··· GIVEN RECORDS ···

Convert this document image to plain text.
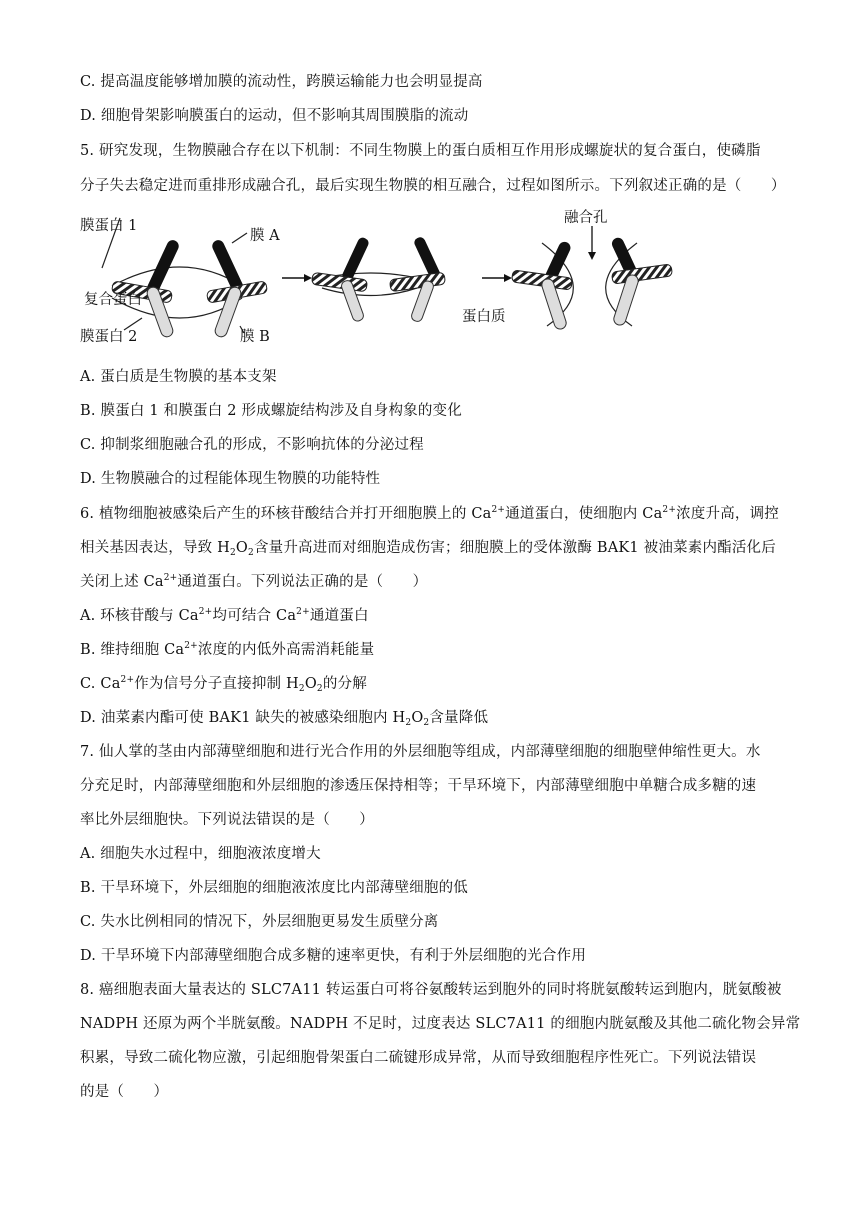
C. 提高温度能够增加膜的流动性，跨膜运输能力也会明显提高
D. 细胞骨架影响膜蛋白的运动，但不影响其周围膜脂的流动
5. 研究发现，生物膜融合存在以下机制：不同生物膜上的蛋白质相互作用形成螺旋状的复合蛋白，使磷脂
分子失去稳定进而重排形成融合孔，最后实现生物膜的相互融合，过程如图所示。下列叙述正确的是（　　）
膜蛋白 1
膜 A
复合蛋白
膜蛋白 2	膜 B
融合孔
蛋白质
A. 蛋白质是生物膜的基本支架
B. 膜蛋白 1 和膜蛋白 2 形成螺旋结构涉及自身构象的变化
C. 抑制浆细胞融合孔的形成，不影响抗体的分泌过程
D. 生物膜融合的过程能体现生物膜的功能特性
6. 植物细胞被感染后产生的环核苷酸结合并打开细胞膜上的 $Ca^{2+}$通道蛋白，使细胞内 $Ca^{2+}$浓度升高，调控
相关基因表达，导致 $H_2O_2$含量升高进而对细胞造成伤害；细胞膜上的受体激酶 BAK1 被油菜素内酯活化后
关闭上述 $Ca^{2+}$通道蛋白。下列说法正确的是（　　）
A. 环核苷酸与 $Ca^{2+}$均可结合 $Ca^{2+}$通道蛋白
B. 维持细胞 $Ca^{2+}$浓度的内低外高需消耗能量
C. $Ca^{2+}$作为信号分子直接抑制 $H_2O_2$的分解
D. 油菜素内酯可使 BAK1 缺失的被感染细胞内 $H_2O_2$含量降低
7. 仙人掌的茎由内部薄壁细胞和进行光合作用的外层细胞等组成，内部薄壁细胞的细胞壁伸缩性更大。水
分充足时，内部薄壁细胞和外层细胞的渗透压保持相等；干旱环境下，内部薄壁细胞中单糖合成多糖的速
率比外层细胞快。下列说法错误的是（　　）
A. 细胞失水过程中，细胞液浓度增大
B. 干旱环境下，外层细胞的细胞液浓度比内部薄壁细胞的低
C. 失水比例相同的情况下，外层细胞更易发生质壁分离
D. 干旱环境下内部薄壁细胞合成多糖的速率更快，有利于外层细胞的光合作用
8. 癌细胞表面大量表达的 SLC7A11 转运蛋白可将谷氨酸转运到胞外的同时将胱氨酸转运到胞内，胱氨酸被
NADPH 还原为两个半胱氨酸。NADPH 不足时，过度表达 SLC7A11 的细胞内胱氨酸及其他二硫化物会异常
积累，导致二硫化物应激，引起细胞骨架蛋白二硫键形成异常，从而导致细胞程序性死亡。下列说法错误
的是（　　）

···

Reproduce all of the data exactly, omitting each picture it holds.

Convert this document image to plain text.
C. 提高温度能够增加膜的流动性，跨膜运输能力也会明显提高
D. 细胞骨架影响膜蛋白的运动，但不影响其周围膜脂的流动
5. 研究发现，生物膜融合存在以下机制：不同生物膜上的蛋白质相互作用形成螺旋状的复合蛋白，使磷脂
分子失去稳定进而重排形成融合孔，最后实现生物膜的相互融合，过程如图所示。下列叙述正确的是（　　）
膜蛋白 1
膜 A
复合蛋白
膜蛋白 2	膜 B
融合孔
蛋白质
A. 蛋白质是生物膜的基本支架
B. 膜蛋白 1 和膜蛋白 2 形成螺旋结构涉及自身构象的变化
C. 抑制浆细胞融合孔的形成，不影响抗体的分泌过程
D. 生物膜融合的过程能体现生物膜的功能特性
6. 植物细胞被感染后产生的环核苷酸结合并打开细胞膜上的 $Ca^{2+}$通道蛋白，使细胞内 $Ca^{2+}$浓度升高，调控
相关基因表达，导致 $H_2O_2$含量升高进而对细胞造成伤害；细胞膜上的受体激酶 BAK1 被油菜素内酯活化后
关闭上述 $Ca^{2+}$通道蛋白。下列说法正确的是（　　）
A. 环核苷酸与 $Ca^{2+}$均可结合 $Ca^{2+}$通道蛋白
B. 维持细胞 $Ca^{2+}$浓度的内低外高需消耗能量
C. $Ca^{2+}$作为信号分子直接抑制 $H_2O_2$的分解
D. 油菜素内酯可使 BAK1 缺失的被感染细胞内 $H_2O_2$含量降低
7. 仙人掌的茎由内部薄壁细胞和进行光合作用的外层细胞等组成，内部薄壁细胞的细胞壁伸缩性更大。水
分充足时，内部薄壁细胞和外层细胞的渗透压保持相等；干旱环境下，内部薄壁细胞中单糖合成多糖的速
率比外层细胞快。下列说法错误的是（　　）
A. 细胞失水过程中，细胞液浓度增大
B. 干旱环境下，外层细胞的细胞液浓度比内部薄壁细胞的低
C. 失水比例相同的情况下，外层细胞更易发生质壁分离
D. 干旱环境下内部薄壁细胞合成多糖的速率更快，有利于外层细胞的光合作用
8. 癌细胞表面大量表达的 SLC7A11 转运蛋白可将谷氨酸转运到胞外的同时将胱氨酸转运到胞内，胱氨酸被
NADPH 还原为两个半胱氨酸。NADPH 不足时，过度表达 SLC7A11 的细胞内胱氨酸及其他二硫化物会异常
积累，导致二硫化物应激，引起细胞骨架蛋白二硫键形成异常，从而导致细胞程序性死亡。下列说法错误
的是（　　）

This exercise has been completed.